- **To be done**: Please count the lines below that contain the word "Data", and reply with that number alone.

- **Stored rows**:

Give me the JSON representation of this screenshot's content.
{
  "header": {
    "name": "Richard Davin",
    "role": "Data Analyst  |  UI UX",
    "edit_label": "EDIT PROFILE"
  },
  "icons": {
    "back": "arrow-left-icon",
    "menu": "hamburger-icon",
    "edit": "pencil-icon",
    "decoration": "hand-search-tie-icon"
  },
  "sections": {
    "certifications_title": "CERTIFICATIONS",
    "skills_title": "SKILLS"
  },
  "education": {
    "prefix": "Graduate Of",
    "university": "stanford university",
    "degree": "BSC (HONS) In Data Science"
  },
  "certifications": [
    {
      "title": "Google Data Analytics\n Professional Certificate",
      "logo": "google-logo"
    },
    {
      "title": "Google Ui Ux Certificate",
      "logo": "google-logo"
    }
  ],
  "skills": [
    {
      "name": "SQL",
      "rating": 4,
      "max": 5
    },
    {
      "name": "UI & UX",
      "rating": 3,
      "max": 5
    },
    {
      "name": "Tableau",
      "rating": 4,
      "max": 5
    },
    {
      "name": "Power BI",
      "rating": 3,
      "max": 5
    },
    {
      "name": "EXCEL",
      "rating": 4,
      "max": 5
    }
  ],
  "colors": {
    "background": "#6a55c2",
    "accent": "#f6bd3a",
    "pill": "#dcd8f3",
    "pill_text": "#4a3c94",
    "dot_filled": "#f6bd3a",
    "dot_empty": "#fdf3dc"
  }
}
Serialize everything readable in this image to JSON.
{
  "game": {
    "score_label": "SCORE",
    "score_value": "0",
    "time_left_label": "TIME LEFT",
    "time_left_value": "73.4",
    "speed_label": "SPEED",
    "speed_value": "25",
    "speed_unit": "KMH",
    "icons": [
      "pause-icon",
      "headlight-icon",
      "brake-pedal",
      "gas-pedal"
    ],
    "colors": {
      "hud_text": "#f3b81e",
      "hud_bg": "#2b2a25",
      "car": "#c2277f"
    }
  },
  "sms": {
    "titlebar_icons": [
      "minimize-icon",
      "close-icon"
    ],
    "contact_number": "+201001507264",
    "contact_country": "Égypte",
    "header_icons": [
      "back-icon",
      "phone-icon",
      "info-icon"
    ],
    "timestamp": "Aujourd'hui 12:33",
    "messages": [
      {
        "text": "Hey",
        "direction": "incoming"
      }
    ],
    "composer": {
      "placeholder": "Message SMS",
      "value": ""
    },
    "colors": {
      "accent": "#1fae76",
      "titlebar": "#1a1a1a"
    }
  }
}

- **Exercise answer**: 3